Written problem = Print the listing in its entirety and exactly, leaving out images.

[Figure contents as structured data]
════════

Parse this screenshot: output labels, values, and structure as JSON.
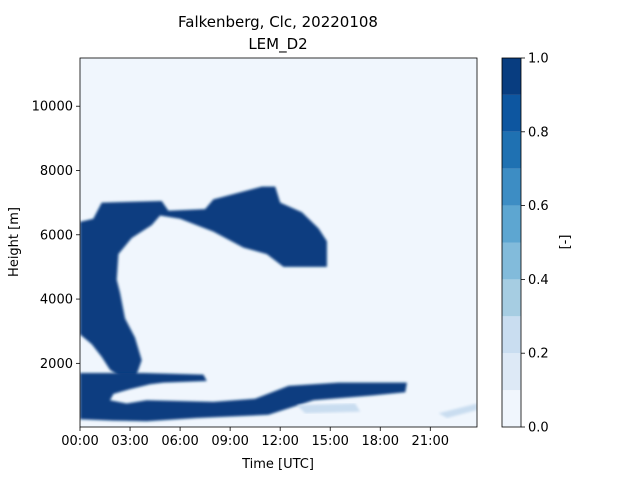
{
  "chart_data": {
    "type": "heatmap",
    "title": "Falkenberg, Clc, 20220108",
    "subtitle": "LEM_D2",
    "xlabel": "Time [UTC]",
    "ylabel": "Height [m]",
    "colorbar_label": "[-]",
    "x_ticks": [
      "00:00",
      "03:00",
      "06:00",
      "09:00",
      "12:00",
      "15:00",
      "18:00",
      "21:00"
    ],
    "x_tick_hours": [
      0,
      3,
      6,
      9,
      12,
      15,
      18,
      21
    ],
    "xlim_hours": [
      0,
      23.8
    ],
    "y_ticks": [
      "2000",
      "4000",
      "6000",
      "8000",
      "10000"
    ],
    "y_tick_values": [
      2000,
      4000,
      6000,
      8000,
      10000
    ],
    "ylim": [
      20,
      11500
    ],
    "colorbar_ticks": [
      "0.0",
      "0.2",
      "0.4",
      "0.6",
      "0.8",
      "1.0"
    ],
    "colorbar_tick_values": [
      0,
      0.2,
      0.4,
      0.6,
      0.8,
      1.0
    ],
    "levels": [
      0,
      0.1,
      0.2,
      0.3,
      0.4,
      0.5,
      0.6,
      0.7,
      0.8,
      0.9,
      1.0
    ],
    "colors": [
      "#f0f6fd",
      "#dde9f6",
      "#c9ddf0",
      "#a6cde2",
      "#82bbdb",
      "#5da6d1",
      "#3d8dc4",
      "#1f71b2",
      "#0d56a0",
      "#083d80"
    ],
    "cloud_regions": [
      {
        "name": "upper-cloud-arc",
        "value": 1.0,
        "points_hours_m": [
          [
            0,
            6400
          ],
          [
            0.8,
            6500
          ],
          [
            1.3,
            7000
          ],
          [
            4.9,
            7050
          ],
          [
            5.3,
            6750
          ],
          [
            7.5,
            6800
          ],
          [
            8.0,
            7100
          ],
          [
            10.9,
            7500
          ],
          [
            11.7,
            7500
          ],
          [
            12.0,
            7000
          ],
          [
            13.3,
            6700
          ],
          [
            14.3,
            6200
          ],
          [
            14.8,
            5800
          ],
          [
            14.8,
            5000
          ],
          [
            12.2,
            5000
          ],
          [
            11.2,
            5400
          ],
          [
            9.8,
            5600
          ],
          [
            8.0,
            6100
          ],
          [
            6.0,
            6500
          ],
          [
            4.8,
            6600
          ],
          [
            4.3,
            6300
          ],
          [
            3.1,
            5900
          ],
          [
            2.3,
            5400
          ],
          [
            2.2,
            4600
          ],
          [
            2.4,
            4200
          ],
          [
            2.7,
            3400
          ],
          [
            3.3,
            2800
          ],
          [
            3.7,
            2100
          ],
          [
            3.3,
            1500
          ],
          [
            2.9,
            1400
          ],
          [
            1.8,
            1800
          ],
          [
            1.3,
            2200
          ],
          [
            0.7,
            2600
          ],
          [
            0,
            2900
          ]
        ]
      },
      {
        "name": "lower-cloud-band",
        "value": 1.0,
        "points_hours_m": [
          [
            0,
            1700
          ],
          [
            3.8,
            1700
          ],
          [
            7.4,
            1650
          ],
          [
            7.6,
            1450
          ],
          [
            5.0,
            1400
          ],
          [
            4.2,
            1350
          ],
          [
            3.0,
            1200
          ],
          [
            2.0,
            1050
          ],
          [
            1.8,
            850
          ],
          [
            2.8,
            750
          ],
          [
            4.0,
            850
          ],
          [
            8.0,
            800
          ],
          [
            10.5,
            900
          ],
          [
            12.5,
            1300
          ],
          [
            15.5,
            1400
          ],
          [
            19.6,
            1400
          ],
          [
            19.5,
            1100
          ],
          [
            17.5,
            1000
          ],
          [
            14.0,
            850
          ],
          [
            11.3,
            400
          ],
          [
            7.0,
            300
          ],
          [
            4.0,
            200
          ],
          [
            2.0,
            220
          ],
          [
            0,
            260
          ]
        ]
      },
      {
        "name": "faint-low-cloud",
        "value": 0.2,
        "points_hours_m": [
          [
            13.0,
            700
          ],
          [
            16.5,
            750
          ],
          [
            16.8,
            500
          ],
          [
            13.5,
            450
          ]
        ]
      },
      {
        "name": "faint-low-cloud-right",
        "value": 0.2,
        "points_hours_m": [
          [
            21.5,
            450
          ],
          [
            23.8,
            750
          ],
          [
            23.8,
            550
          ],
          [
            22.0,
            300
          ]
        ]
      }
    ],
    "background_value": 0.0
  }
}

════════

Full response =
Parse this screenshot: output labels, values, and structure as JSON.
{
  "chart_data": {
    "type": "heatmap",
    "title": "Falkenberg, Clc, 20220108",
    "subtitle": "LEM_D2",
    "xlabel": "Time [UTC]",
    "ylabel": "Height [m]",
    "colorbar_label": "[-]",
    "x_ticks": [
      "00:00",
      "03:00",
      "06:00",
      "09:00",
      "12:00",
      "15:00",
      "18:00",
      "21:00"
    ],
    "x_tick_hours": [
      0,
      3,
      6,
      9,
      12,
      15,
      18,
      21
    ],
    "xlim_hours": [
      0,
      23.8
    ],
    "y_ticks": [
      "2000",
      "4000",
      "6000",
      "8000",
      "10000"
    ],
    "y_tick_values": [
      2000,
      4000,
      6000,
      8000,
      10000
    ],
    "ylim": [
      20,
      11500
    ],
    "colorbar_ticks": [
      "0.0",
      "0.2",
      "0.4",
      "0.6",
      "0.8",
      "1.0"
    ],
    "colorbar_tick_values": [
      0,
      0.2,
      0.4,
      0.6,
      0.8,
      1.0
    ],
    "levels": [
      0,
      0.1,
      0.2,
      0.3,
      0.4,
      0.5,
      0.6,
      0.7,
      0.8,
      0.9,
      1.0
    ],
    "colors": [
      "#f0f6fd",
      "#dde9f6",
      "#c9ddf0",
      "#a6cde2",
      "#82bbdb",
      "#5da6d1",
      "#3d8dc4",
      "#1f71b2",
      "#0d56a0",
      "#083d80"
    ],
    "cloud_regions": [
      {
        "name": "upper-cloud-arc",
        "value": 1.0,
        "points_hours_m": [
          [
            0,
            6400
          ],
          [
            0.8,
            6500
          ],
          [
            1.3,
            7000
          ],
          [
            4.9,
            7050
          ],
          [
            5.3,
            6750
          ],
          [
            7.5,
            6800
          ],
          [
            8.0,
            7100
          ],
          [
            10.9,
            7500
          ],
          [
            11.7,
            7500
          ],
          [
            12.0,
            7000
          ],
          [
            13.3,
            6700
          ],
          [
            14.3,
            6200
          ],
          [
            14.8,
            5800
          ],
          [
            14.8,
            5000
          ],
          [
            12.2,
            5000
          ],
          [
            11.2,
            5400
          ],
          [
            9.8,
            5600
          ],
          [
            8.0,
            6100
          ],
          [
            6.0,
            6500
          ],
          [
            4.8,
            6600
          ],
          [
            4.3,
            6300
          ],
          [
            3.1,
            5900
          ],
          [
            2.3,
            5400
          ],
          [
            2.2,
            4600
          ],
          [
            2.4,
            4200
          ],
          [
            2.7,
            3400
          ],
          [
            3.3,
            2800
          ],
          [
            3.7,
            2100
          ],
          [
            3.3,
            1500
          ],
          [
            2.9,
            1400
          ],
          [
            1.8,
            1800
          ],
          [
            1.3,
            2200
          ],
          [
            0.7,
            2600
          ],
          [
            0,
            2900
          ]
        ]
      },
      {
        "name": "lower-cloud-band",
        "value": 1.0,
        "points_hours_m": [
          [
            0,
            1700
          ],
          [
            3.8,
            1700
          ],
          [
            7.4,
            1650
          ],
          [
            7.6,
            1450
          ],
          [
            5.0,
            1400
          ],
          [
            4.2,
            1350
          ],
          [
            3.0,
            1200
          ],
          [
            2.0,
            1050
          ],
          [
            1.8,
            850
          ],
          [
            2.8,
            750
          ],
          [
            4.0,
            850
          ],
          [
            8.0,
            800
          ],
          [
            10.5,
            900
          ],
          [
            12.5,
            1300
          ],
          [
            15.5,
            1400
          ],
          [
            19.6,
            1400
          ],
          [
            19.5,
            1100
          ],
          [
            17.5,
            1000
          ],
          [
            14.0,
            850
          ],
          [
            11.3,
            400
          ],
          [
            7.0,
            300
          ],
          [
            4.0,
            200
          ],
          [
            2.0,
            220
          ],
          [
            0,
            260
          ]
        ]
      },
      {
        "name": "faint-low-cloud",
        "value": 0.2,
        "points_hours_m": [
          [
            13.0,
            700
          ],
          [
            16.5,
            750
          ],
          [
            16.8,
            500
          ],
          [
            13.5,
            450
          ]
        ]
      },
      {
        "name": "faint-low-cloud-right",
        "value": 0.2,
        "points_hours_m": [
          [
            21.5,
            450
          ],
          [
            23.8,
            750
          ],
          [
            23.8,
            550
          ],
          [
            22.0,
            300
          ]
        ]
      }
    ],
    "background_value": 0.0
  }
}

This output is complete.